* [Exercise objective]: Word for word, quote all of the material, omitting the pictures.

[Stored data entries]
· · · · · · ·
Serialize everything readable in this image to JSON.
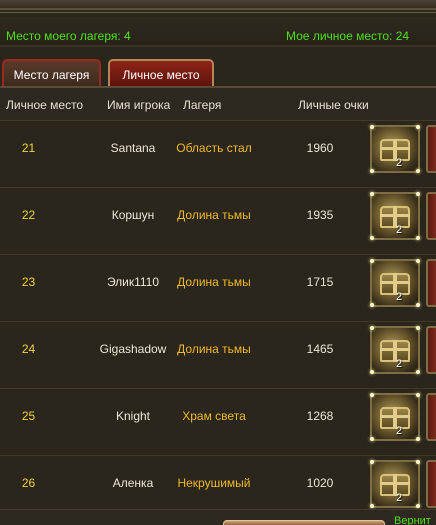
{
  "info": {
    "camp_place_label": "Место моего лагеря: 4",
    "personal_place_label": "Мое личное место: 24"
  },
  "tabs": [
    {
      "label": "Место лагеря"
    },
    {
      "label": "Личное место"
    }
  ],
  "table": {
    "headers": [
      "Личное место",
      "Имя игрока",
      "Лагеря",
      "Личные очки"
    ],
    "rows": [
      {
        "rank": "21",
        "name": "Santana",
        "camp": "Область стал",
        "points": "1960",
        "reward_count": "2"
      },
      {
        "rank": "22",
        "name": "Коршун",
        "camp": "Долина тьмы",
        "points": "1935",
        "reward_count": "2"
      },
      {
        "rank": "23",
        "name": "Элик1110",
        "camp": "Долина тьмы",
        "points": "1715",
        "reward_count": "2"
      },
      {
        "rank": "24",
        "name": "Gigashadow",
        "camp": "Долина тьмы",
        "points": "1465",
        "reward_count": "2"
      },
      {
        "rank": "25",
        "name": "Knight",
        "camp": "Храм света",
        "points": "1268",
        "reward_count": "2"
      },
      {
        "rank": "26",
        "name": "Аленка",
        "camp": "Некрушимый",
        "points": "1020",
        "reward_count": "2"
      }
    ]
  },
  "footer": {
    "return_link": "Вернит"
  },
  "colors": {
    "accent_green": "#4ee017",
    "rank_yellow": "#f1d23e",
    "camp_gold": "#f1b829",
    "tab_red": "#8f2418"
  },
  "icons": {
    "reward": "treasure-chest-icon",
    "reward_secondary": "red-chest-icon"
  }
}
· · · · · · ·
* [Reply]:
Serialize everything readable in this image to JSON.
{
  "info": {
    "camp_place_label": "Место моего лагеря: 4",
    "personal_place_label": "Мое личное место: 24"
  },
  "tabs": [
    {
      "label": "Место лагеря"
    },
    {
      "label": "Личное место"
    }
  ],
  "table": {
    "headers": [
      "Личное место",
      "Имя игрока",
      "Лагеря",
      "Личные очки"
    ],
    "rows": [
      {
        "rank": "21",
        "name": "Santana",
        "camp": "Область стал",
        "points": "1960",
        "reward_count": "2"
      },
      {
        "rank": "22",
        "name": "Коршун",
        "camp": "Долина тьмы",
        "points": "1935",
        "reward_count": "2"
      },
      {
        "rank": "23",
        "name": "Элик1110",
        "camp": "Долина тьмы",
        "points": "1715",
        "reward_count": "2"
      },
      {
        "rank": "24",
        "name": "Gigashadow",
        "camp": "Долина тьмы",
        "points": "1465",
        "reward_count": "2"
      },
      {
        "rank": "25",
        "name": "Knight",
        "camp": "Храм света",
        "points": "1268",
        "reward_count": "2"
      },
      {
        "rank": "26",
        "name": "Аленка",
        "camp": "Некрушимый",
        "points": "1020",
        "reward_count": "2"
      }
    ]
  },
  "footer": {
    "return_link": "Вернит"
  },
  "colors": {
    "accent_green": "#4ee017",
    "rank_yellow": "#f1d23e",
    "camp_gold": "#f1b829",
    "tab_red": "#8f2418"
  },
  "icons": {
    "reward": "treasure-chest-icon",
    "reward_secondary": "red-chest-icon"
  }
}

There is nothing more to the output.